» Challenge
Check each line of the data for "control" and select those that have it.

» Input material
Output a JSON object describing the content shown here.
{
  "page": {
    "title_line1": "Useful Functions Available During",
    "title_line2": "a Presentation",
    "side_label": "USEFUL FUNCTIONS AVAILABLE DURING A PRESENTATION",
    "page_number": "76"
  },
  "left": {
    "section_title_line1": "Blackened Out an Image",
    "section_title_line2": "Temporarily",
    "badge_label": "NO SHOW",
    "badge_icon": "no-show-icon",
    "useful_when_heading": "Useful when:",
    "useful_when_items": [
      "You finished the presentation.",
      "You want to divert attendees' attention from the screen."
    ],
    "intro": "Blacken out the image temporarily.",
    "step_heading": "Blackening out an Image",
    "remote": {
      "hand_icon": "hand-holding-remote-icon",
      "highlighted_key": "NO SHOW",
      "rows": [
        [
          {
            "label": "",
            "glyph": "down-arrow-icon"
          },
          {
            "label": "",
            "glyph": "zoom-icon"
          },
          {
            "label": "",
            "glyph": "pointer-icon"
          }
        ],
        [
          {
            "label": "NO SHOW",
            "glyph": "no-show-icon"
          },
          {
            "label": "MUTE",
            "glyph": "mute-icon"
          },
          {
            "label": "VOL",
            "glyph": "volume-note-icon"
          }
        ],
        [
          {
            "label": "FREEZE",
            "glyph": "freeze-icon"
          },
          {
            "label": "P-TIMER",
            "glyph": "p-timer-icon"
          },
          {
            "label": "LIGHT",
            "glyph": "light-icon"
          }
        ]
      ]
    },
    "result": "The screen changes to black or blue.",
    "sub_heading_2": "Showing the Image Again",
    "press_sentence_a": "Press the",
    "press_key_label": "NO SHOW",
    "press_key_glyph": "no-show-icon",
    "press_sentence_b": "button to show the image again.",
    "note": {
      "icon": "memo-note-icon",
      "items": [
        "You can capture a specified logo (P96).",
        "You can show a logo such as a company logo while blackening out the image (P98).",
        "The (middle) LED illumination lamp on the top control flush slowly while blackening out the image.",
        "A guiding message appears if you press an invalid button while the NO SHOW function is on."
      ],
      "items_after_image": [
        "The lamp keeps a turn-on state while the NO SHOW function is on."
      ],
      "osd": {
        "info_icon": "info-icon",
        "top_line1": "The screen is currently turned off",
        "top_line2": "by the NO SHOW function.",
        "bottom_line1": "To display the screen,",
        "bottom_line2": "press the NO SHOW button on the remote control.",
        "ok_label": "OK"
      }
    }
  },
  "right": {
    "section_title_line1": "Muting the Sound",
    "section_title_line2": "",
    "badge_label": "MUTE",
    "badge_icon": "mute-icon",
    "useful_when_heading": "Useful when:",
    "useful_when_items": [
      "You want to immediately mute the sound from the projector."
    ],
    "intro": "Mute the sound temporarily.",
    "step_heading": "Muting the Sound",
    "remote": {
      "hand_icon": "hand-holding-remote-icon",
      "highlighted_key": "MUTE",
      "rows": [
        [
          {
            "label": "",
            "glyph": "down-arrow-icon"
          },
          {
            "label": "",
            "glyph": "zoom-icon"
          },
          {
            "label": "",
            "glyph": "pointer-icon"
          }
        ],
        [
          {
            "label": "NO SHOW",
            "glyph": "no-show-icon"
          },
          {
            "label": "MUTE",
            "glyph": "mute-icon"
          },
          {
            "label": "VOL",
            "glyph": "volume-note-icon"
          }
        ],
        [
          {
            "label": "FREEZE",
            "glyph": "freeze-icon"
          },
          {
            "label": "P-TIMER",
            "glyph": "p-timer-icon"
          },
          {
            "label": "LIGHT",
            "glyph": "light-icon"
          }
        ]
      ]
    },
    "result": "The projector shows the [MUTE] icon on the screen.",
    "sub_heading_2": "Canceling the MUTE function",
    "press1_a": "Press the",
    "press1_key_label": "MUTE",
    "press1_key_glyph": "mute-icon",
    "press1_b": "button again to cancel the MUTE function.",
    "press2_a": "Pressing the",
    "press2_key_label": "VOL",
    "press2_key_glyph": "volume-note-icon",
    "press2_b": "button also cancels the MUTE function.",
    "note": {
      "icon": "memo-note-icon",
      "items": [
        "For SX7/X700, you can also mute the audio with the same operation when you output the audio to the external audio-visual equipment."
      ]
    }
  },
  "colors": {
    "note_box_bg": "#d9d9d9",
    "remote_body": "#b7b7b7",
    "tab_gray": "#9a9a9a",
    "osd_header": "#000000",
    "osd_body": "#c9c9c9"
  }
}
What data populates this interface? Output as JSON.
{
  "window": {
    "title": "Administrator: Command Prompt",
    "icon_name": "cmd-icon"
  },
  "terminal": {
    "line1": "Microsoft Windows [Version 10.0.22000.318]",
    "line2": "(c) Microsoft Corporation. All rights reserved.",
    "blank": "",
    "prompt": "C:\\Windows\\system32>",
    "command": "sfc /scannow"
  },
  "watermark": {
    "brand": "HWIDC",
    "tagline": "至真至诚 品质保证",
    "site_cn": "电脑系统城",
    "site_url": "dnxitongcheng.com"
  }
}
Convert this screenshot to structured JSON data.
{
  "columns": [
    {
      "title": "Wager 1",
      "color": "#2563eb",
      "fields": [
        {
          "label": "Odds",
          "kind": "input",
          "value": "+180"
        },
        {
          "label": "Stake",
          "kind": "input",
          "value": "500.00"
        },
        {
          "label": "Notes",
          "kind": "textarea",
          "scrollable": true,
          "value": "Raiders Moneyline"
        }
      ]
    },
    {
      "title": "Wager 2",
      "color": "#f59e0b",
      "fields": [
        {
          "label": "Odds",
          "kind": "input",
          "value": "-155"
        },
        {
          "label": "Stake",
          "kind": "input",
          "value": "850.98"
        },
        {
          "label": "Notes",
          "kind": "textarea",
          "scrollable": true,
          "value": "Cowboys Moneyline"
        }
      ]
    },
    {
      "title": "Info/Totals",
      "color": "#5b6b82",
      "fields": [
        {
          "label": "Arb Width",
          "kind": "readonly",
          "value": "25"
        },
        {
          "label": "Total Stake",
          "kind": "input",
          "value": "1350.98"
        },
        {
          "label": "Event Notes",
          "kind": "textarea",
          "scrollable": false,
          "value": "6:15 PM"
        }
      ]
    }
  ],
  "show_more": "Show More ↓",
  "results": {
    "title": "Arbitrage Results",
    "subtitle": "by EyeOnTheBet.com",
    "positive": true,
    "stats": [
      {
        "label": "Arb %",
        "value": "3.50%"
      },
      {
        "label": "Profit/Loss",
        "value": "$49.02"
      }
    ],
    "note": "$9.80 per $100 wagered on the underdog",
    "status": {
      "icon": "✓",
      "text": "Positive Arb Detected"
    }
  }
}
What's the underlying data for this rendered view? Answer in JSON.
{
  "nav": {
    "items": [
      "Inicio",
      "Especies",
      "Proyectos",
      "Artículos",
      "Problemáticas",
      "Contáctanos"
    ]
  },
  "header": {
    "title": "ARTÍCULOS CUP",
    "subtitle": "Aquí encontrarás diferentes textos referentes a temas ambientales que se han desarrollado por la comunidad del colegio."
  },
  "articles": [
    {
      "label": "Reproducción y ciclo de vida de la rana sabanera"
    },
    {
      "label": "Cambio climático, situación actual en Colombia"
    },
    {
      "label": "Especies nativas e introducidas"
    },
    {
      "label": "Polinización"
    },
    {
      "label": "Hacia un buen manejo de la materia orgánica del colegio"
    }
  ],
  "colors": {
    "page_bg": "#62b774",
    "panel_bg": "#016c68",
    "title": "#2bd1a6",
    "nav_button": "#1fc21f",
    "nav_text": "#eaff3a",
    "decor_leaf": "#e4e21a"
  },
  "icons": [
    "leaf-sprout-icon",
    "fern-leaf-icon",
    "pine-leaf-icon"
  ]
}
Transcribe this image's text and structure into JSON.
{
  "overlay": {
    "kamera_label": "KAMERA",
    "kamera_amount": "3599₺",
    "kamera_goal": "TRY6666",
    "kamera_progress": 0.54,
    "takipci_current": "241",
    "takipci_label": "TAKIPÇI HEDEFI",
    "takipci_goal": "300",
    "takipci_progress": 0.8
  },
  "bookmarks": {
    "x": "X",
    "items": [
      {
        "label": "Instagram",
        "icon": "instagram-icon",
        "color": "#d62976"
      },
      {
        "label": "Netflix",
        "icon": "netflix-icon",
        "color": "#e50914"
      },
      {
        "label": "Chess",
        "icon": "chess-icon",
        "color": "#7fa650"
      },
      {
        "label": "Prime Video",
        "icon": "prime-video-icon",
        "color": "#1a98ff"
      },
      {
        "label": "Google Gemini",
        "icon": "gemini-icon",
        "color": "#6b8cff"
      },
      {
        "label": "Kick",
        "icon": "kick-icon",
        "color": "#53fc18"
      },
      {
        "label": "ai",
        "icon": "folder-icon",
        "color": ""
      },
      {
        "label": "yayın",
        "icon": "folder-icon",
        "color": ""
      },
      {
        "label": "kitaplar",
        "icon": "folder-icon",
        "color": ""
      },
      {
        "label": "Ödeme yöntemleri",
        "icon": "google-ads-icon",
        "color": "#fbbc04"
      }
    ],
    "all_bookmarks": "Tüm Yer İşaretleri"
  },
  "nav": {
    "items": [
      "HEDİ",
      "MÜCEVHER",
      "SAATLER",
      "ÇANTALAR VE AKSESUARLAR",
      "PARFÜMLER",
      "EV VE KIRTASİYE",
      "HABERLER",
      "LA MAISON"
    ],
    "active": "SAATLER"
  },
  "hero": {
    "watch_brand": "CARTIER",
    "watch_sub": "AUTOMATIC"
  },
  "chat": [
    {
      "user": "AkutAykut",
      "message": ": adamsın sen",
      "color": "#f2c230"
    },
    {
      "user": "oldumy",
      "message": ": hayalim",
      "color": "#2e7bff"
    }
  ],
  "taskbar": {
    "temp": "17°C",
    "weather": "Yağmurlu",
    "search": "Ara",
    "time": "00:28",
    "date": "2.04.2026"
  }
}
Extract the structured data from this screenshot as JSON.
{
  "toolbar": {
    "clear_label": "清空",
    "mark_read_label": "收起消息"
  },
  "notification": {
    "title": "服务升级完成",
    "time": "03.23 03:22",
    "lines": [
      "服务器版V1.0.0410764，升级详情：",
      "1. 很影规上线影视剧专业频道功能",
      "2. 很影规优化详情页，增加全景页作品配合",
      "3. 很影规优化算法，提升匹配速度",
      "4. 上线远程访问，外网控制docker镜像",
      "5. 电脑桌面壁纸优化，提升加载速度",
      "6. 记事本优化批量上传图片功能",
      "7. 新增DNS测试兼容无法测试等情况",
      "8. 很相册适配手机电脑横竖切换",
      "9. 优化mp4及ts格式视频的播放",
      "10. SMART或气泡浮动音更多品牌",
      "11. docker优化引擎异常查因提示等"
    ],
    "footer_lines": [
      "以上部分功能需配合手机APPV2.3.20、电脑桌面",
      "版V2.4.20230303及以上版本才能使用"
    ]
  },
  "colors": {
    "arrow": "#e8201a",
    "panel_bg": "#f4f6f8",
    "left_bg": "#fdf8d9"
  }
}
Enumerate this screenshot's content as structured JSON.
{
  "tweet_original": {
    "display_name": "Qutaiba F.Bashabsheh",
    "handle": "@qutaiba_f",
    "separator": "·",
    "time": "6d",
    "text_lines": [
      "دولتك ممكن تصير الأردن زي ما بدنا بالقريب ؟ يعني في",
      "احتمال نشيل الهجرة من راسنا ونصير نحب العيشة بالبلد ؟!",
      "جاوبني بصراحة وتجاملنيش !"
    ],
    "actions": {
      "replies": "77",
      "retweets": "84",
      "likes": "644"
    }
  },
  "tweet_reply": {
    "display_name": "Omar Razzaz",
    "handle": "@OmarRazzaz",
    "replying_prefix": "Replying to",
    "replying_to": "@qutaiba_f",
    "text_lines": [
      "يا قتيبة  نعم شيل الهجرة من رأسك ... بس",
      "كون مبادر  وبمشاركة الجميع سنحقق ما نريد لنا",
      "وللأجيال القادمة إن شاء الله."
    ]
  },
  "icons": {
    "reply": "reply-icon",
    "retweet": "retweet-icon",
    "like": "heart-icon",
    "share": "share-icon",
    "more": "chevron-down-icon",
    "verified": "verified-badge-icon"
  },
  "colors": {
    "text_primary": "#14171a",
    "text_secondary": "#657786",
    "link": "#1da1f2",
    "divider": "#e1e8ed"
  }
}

» Solution to this problem
        "The (middle) LED illumination lamp on the top control flush slowly while blackening out the image.",
        "bottom_line2": "press the NO SHOW button on the remote control.",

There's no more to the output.